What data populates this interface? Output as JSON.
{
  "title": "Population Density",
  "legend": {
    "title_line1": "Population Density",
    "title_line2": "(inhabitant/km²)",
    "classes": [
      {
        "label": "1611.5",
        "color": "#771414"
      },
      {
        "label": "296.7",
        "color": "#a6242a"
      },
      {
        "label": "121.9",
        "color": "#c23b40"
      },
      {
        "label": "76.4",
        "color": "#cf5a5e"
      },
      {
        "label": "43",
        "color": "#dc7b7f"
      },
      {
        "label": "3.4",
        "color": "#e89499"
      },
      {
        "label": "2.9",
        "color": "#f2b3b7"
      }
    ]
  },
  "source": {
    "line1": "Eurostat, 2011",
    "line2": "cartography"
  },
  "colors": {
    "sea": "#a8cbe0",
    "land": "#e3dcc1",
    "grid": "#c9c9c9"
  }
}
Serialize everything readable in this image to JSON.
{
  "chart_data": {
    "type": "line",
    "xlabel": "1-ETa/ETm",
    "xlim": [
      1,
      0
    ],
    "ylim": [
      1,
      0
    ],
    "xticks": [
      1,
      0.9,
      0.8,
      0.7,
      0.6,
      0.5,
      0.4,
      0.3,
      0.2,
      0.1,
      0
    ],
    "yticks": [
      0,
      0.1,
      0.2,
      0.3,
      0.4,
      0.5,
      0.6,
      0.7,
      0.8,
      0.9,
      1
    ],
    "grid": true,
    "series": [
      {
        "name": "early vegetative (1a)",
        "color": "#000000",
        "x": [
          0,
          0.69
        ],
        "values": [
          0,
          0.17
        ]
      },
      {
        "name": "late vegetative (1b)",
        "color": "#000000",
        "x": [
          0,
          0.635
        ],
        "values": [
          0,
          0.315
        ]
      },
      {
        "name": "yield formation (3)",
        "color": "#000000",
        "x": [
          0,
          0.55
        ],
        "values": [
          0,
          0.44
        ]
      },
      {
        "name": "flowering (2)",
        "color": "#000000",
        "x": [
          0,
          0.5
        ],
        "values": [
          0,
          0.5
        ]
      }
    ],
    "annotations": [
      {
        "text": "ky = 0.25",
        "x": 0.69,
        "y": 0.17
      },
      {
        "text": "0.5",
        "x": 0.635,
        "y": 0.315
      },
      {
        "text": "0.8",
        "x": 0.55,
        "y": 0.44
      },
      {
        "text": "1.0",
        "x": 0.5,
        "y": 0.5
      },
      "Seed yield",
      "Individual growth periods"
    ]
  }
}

——

= Aim =
Every line above should be written out again exactly as it stands.

= Answer for the task =
What data populates this interface? Output as JSON.
{
  "title": "Population Density",
  "legend": {
    "title_line1": "Population Density",
    "title_line2": "(inhabitant/km²)",
    "classes": [
      {
        "label": "1611.5",
        "color": "#771414"
      },
      {
        "label": "296.7",
        "color": "#a6242a"
      },
      {
        "label": "121.9",
        "color": "#c23b40"
      },
      {
        "label": "76.4",
        "color": "#cf5a5e"
      },
      {
        "label": "43",
        "color": "#dc7b7f"
      },
      {
        "label": "3.4",
        "color": "#e89499"
      },
      {
        "label": "2.9",
        "color": "#f2b3b7"
      }
    ]
  },
  "source": {
    "line1": "Eurostat, 2011",
    "line2": "cartography"
  },
  "colors": {
    "sea": "#a8cbe0",
    "land": "#e3dcc1",
    "grid": "#c9c9c9"
  }
}
Serialize everything readable in this image to JSON.
{
  "chart_data": {
    "type": "line",
    "xlabel": "1-ETa/ETm",
    "xlim": [
      1,
      0
    ],
    "ylim": [
      1,
      0
    ],
    "xticks": [
      1,
      0.9,
      0.8,
      0.7,
      0.6,
      0.5,
      0.4,
      0.3,
      0.2,
      0.1,
      0
    ],
    "yticks": [
      0,
      0.1,
      0.2,
      0.3,
      0.4,
      0.5,
      0.6,
      0.7,
      0.8,
      0.9,
      1
    ],
    "grid": true,
    "series": [
      {
        "name": "early vegetative (1a)",
        "color": "#000000",
        "x": [
          0,
          0.69
        ],
        "values": [
          0,
          0.17
        ]
      },
      {
        "name": "late vegetative (1b)",
        "color": "#000000",
        "x": [
          0,
          0.635
        ],
        "values": [
          0,
          0.315
        ]
      },
      {
        "name": "yield formation (3)",
        "color": "#000000",
        "x": [
          0,
          0.55
        ],
        "values": [
          0,
          0.44
        ]
      },
      {
        "name": "flowering (2)",
        "color": "#000000",
        "x": [
          0,
          0.5
        ],
        "values": [
          0,
          0.5
        ]
      }
    ],
    "annotations": [
      {
        "text": "ky = 0.25",
        "x": 0.69,
        "y": 0.17
      },
      {
        "text": "0.5",
        "x": 0.635,
        "y": 0.315
      },
      {
        "text": "0.8",
        "x": 0.55,
        "y": 0.44
      },
      {
        "text": "1.0",
        "x": 0.5,
        "y": 0.5
      },
      "Seed yield",
      "Individual growth periods"
    ]
  }
}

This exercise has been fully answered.